Restate, word for word, every line of the data.

---------------

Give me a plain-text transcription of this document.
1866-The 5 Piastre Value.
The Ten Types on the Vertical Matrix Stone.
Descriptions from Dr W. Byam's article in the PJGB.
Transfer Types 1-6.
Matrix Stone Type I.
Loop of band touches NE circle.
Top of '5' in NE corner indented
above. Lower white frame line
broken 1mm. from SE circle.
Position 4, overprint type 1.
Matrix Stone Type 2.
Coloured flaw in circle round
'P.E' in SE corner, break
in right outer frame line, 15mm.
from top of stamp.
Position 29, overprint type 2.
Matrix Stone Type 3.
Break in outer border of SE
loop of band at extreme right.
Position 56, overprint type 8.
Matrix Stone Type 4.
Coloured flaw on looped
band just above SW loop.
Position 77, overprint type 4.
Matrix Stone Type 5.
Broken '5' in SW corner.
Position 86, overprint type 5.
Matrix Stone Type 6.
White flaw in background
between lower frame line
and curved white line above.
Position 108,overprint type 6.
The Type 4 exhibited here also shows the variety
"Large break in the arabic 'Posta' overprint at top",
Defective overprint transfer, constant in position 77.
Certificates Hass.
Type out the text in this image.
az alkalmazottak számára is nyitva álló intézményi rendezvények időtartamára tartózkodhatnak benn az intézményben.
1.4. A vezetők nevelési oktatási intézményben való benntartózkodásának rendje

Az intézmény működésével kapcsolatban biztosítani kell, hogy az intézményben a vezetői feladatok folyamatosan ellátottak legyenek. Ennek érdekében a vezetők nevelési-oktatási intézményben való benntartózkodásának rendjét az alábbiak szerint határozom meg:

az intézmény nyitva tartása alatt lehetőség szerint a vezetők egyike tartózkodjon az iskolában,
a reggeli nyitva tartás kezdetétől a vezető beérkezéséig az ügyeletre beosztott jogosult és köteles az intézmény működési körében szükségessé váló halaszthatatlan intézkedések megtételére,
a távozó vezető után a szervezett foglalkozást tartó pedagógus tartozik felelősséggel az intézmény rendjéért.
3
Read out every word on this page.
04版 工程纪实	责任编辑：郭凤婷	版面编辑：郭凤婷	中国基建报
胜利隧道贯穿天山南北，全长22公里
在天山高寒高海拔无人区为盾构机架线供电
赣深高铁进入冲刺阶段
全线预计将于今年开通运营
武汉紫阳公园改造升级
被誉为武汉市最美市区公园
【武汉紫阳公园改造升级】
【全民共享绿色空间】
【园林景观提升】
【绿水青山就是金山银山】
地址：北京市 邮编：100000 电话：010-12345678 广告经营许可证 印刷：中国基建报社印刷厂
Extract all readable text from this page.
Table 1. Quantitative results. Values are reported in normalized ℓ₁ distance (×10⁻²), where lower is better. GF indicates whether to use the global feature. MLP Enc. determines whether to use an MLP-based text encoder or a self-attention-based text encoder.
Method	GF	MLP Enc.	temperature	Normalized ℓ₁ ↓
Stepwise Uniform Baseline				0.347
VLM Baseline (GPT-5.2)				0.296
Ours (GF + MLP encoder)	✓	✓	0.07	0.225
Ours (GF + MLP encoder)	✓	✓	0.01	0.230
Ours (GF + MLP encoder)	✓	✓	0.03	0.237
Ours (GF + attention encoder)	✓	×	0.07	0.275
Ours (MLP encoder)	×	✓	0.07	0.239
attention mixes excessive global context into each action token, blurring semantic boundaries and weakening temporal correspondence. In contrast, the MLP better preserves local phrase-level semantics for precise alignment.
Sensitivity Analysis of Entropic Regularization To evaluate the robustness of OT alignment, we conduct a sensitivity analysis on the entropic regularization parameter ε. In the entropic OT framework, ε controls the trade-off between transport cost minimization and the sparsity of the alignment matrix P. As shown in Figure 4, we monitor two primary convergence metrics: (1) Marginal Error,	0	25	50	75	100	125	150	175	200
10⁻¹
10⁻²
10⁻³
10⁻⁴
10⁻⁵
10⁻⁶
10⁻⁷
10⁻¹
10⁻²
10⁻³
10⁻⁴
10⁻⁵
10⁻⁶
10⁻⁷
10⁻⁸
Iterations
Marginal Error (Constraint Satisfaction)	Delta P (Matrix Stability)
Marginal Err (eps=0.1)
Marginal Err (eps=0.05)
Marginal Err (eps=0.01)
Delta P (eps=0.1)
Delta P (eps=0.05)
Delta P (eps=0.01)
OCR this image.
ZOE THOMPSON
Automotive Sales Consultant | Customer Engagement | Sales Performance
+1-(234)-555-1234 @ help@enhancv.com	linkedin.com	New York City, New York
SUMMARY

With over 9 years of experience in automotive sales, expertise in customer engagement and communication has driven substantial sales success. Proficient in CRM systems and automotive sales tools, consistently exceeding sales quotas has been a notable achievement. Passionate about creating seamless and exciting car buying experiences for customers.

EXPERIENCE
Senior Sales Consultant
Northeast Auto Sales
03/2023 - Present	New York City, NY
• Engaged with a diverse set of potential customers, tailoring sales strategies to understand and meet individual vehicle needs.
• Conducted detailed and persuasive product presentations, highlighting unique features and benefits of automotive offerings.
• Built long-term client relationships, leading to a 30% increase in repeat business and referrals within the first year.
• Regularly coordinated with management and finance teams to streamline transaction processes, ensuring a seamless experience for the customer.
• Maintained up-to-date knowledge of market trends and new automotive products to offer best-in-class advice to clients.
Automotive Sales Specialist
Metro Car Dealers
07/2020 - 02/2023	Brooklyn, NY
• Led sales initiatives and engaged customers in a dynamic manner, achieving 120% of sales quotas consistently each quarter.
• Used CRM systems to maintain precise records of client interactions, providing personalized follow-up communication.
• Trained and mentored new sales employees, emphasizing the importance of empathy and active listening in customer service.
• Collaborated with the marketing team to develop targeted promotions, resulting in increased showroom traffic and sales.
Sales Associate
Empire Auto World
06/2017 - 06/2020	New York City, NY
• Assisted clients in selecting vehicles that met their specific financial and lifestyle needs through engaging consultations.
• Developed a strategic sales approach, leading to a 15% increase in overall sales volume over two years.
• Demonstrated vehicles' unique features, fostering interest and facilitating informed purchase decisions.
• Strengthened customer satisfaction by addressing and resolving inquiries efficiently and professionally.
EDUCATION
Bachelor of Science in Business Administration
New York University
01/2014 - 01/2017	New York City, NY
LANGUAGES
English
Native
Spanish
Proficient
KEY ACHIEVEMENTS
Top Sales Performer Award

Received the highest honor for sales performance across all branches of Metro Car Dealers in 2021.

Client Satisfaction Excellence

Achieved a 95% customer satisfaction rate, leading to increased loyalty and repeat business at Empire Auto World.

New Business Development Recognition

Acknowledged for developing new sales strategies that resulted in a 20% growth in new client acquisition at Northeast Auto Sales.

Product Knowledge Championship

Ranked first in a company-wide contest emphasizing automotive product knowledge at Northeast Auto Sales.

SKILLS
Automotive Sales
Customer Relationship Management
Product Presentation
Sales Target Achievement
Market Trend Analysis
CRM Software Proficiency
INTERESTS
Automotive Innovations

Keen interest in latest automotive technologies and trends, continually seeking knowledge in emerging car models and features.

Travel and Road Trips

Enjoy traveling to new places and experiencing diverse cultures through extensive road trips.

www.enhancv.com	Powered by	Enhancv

---------------

== Solution ==
Give me a plain-text transcription of this document.
1866-The 5 Piastre Value.
The Ten Types on the Vertical Matrix Stone.
Descriptions from Dr W. Byam's article in the PJGB.
Transfer Types 1-6.
Matrix Stone Type I.
Loop of band touches NE circle.
Top of '5' in NE corner indented
above. Lower white frame line
broken 1mm. from SE circle.
Position 4, overprint type 1.
Matrix Stone Type 2.
Coloured flaw in circle round
'P.E' in SE corner, break
in right outer frame line, 15mm.
from top of stamp.
Position 29, overprint type 2.
Matrix Stone Type 3.
Break in outer border of SE
loop of band at extreme right.
Position 56, overprint type 8.
Matrix Stone Type 4.
Coloured flaw on looped
band just above SW loop.
Position 77, overprint type 4.
Matrix Stone Type 5.
Broken '5' in SW corner.
Position 86, overprint type 5.
Matrix Stone Type 6.
White flaw in background
between lower frame line
and curved white line above.
Position 108,overprint type 6.
The Type 4 exhibited here also shows the variety
"Large break in the arabic 'Posta' overprint at top",
Defective overprint transfer, constant in position 77.
Certificates Hass.
Type out the text in this image.
az alkalmazottak számára is nyitva álló intézményi rendezvények időtartamára tartózkodhatnak benn az intézményben.
1.4. A vezetők nevelési oktatási intézményben való benntartózkodásának rendje

Az intézmény működésével kapcsolatban biztosítani kell, hogy az intézményben a vezetői feladatok folyamatosan ellátottak legyenek. Ennek érdekében a vezetők nevelési-oktatási intézményben való benntartózkodásának rendjét az alábbiak szerint határozom meg:

az intézmény nyitva tartása alatt lehetőség szerint a vezetők egyike tartózkodjon az iskolában,
a reggeli nyitva tartás kezdetétől a vezető beérkezéséig az ügyeletre beosztott jogosult és köteles az intézmény működési körében szükségessé váló halaszthatatlan intézkedések megtételére,
a távozó vezető után a szervezett foglalkozást tartó pedagógus tartozik felelősséggel az intézmény rendjéért.
3
Read out every word on this page.
04版 工程纪实	责任编辑：郭凤婷	版面编辑：郭凤婷	中国基建报
胜利隧道贯穿天山南北，全长22公里
在天山高寒高海拔无人区为盾构机架线供电
赣深高铁进入冲刺阶段
全线预计将于今年开通运营
武汉紫阳公园改造升级
被誉为武汉市最美市区公园
【武汉紫阳公园改造升级】
【全民共享绿色空间】
【园林景观提升】
【绿水青山就是金山银山】
地址：北京市 邮编：100000 电话：010-12345678 广告经营许可证 印刷：中国基建报社印刷厂
Extract all readable text from this page.
Table 1. Quantitative results. Values are reported in normalized ℓ₁ distance (×10⁻²), where lower is better. GF indicates whether to use the global feature. MLP Enc. determines whether to use an MLP-based text encoder or a self-attention-based text encoder.
Method	GF	MLP Enc.	temperature	Normalized ℓ₁ ↓
Stepwise Uniform Baseline				0.347
VLM Baseline (GPT-5.2)				0.296
Ours (GF + MLP encoder)	✓	✓	0.07	0.225
Ours (GF + MLP encoder)	✓	✓	0.01	0.230
Ours (GF + MLP encoder)	✓	✓	0.03	0.237
Ours (GF + attention encoder)	✓	×	0.07	0.275
Ours (MLP encoder)	×	✓	0.07	0.239
attention mixes excessive global context into each action token, blurring semantic boundaries and weakening temporal correspondence. In contrast, the MLP better preserves local phrase-level semantics for precise alignment.
Sensitivity Analysis of Entropic Regularization To evaluate the robustness of OT alignment, we conduct a sensitivity analysis on the entropic regularization parameter ε. In the entropic OT framework, ε controls the trade-off between transport cost minimization and the sparsity of the alignment matrix P. As shown in Figure 4, we monitor two primary convergence metrics: (1) Marginal Error,	0	25	50	75	100	125	150	175	200
10⁻¹
10⁻²
10⁻³
10⁻⁴
10⁻⁵
10⁻⁶
10⁻⁷
10⁻¹
10⁻²
10⁻³
10⁻⁴
10⁻⁵
10⁻⁶
10⁻⁷
10⁻⁸
Iterations
Marginal Error (Constraint Satisfaction)	Delta P (Matrix Stability)
Marginal Err (eps=0.1)
Marginal Err (eps=0.05)
Marginal Err (eps=0.01)
Delta P (eps=0.1)
Delta P (eps=0.05)
Delta P (eps=0.01)
OCR this image.
ZOE THOMPSON
Automotive Sales Consultant | Customer Engagement | Sales Performance
+1-(234)-555-1234 @ help@enhancv.com	linkedin.com	New York City, New York
SUMMARY

With over 9 years of experience in automotive sales, expertise in customer engagement and communication has driven substantial sales success. Proficient in CRM systems and automotive sales tools, consistently exceeding sales quotas has been a notable achievement. Passionate about creating seamless and exciting car buying experiences for customers.

EXPERIENCE
Senior Sales Consultant
Northeast Auto Sales
03/2023 - Present	New York City, NY
• Engaged with a diverse set of potential customers, tailoring sales strategies to understand and meet individual vehicle needs.
• Conducted detailed and persuasive product presentations, highlighting unique features and benefits of automotive offerings.
• Built long-term client relationships, leading to a 30% increase in repeat business and referrals within the first year.
• Regularly coordinated with management and finance teams to streamline transaction processes, ensuring a seamless experience for the customer.
• Maintained up-to-date knowledge of market trends and new automotive products to offer best-in-class advice to clients.
Automotive Sales Specialist
Metro Car Dealers
07/2020 - 02/2023	Brooklyn, NY
• Led sales initiatives and engaged customers in a dynamic manner, achieving 120% of sales quotas consistently each quarter.
• Used CRM systems to maintain precise records of client interactions, providing personalized follow-up communication.
• Trained and mentored new sales employees, emphasizing the importance of empathy and active listening in customer service.
• Collaborated with the marketing team to develop targeted promotions, resulting in increased showroom traffic and sales.
Sales Associate
Empire Auto World
06/2017 - 06/2020	New York City, NY
• Assisted clients in selecting vehicles that met their specific financial and lifestyle needs through engaging consultations.
• Developed a strategic sales approach, leading to a 15% increase in overall sales volume over two years.
• Demonstrated vehicles' unique features, fostering interest and facilitating informed purchase decisions.
• Strengthened customer satisfaction by addressing and resolving inquiries efficiently and professionally.
EDUCATION
Bachelor of Science in Business Administration
New York University
01/2014 - 01/2017	New York City, NY
LANGUAGES
English
Native
Spanish
Proficient
KEY ACHIEVEMENTS
Top Sales Performer Award

Received the highest honor for sales performance across all branches of Metro Car Dealers in 2021.

Client Satisfaction Excellence

Achieved a 95% customer satisfaction rate, leading to increased loyalty and repeat business at Empire Auto World.

New Business Development Recognition

Acknowledged for developing new sales strategies that resulted in a 20% growth in new client acquisition at Northeast Auto Sales.

Product Knowledge Championship

Ranked first in a company-wide contest emphasizing automotive product knowledge at Northeast Auto Sales.

SKILLS
Automotive Sales
Customer Relationship Management
Product Presentation
Sales Target Achievement
Market Trend Analysis
CRM Software Proficiency
INTERESTS
Automotive Innovations

Keen interest in latest automotive technologies and trends, continually seeking knowledge in emerging car models and features.

Travel and Road Trips

Enjoy traveling to new places and experiencing diverse cultures through extensive road trips.

www.enhancv.com	Powered by	Enhancv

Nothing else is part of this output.